Task to complete – Search the records for "title". Copy every line where it appears.

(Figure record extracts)
____

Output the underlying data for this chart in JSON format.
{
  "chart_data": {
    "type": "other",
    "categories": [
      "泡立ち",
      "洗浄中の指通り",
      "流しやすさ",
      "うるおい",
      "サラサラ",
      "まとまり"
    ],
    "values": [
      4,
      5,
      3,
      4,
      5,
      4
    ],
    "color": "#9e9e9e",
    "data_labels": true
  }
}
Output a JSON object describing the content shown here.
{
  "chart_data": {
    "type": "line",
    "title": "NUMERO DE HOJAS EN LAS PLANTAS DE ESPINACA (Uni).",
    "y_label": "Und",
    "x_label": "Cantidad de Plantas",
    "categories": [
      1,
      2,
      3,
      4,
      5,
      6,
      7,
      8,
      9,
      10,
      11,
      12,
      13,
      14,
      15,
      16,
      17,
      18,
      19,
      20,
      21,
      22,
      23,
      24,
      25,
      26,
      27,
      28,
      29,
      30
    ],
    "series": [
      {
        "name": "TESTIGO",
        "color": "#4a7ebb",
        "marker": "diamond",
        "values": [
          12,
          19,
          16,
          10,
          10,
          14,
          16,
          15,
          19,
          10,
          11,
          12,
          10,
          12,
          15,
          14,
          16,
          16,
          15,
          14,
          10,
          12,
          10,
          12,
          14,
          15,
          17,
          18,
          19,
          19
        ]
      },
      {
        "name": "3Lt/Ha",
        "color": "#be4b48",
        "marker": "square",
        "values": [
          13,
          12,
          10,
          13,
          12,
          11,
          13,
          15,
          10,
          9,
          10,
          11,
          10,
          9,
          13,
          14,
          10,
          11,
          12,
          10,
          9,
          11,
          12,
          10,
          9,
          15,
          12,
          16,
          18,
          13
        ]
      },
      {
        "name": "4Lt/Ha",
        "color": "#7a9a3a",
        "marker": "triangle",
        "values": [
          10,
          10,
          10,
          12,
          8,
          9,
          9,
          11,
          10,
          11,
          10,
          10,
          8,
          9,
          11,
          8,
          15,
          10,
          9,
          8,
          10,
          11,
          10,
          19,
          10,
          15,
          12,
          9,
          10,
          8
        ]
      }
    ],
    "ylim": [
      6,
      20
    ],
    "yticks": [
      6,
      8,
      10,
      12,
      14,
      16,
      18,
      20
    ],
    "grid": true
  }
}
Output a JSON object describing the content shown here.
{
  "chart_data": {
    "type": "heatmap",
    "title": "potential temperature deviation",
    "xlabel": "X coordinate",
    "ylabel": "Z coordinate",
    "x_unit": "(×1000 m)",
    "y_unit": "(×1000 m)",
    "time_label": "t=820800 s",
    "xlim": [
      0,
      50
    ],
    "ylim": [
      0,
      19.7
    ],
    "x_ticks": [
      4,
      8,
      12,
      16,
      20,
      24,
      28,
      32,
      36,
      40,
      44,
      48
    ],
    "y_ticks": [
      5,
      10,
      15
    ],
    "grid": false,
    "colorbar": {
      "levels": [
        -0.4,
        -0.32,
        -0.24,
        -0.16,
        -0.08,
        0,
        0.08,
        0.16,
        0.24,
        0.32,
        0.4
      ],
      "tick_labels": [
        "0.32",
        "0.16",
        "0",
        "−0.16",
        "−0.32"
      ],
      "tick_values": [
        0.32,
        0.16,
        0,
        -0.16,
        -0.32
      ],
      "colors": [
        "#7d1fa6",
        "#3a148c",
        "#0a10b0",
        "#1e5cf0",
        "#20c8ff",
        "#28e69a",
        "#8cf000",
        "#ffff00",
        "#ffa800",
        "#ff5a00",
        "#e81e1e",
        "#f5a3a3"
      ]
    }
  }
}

____

Exercise answer –
    "title": "NUMERO DE HOJAS EN LAS PLANTAS DE ESPINACA (Uni).",
    "title": "potential temperature deviation",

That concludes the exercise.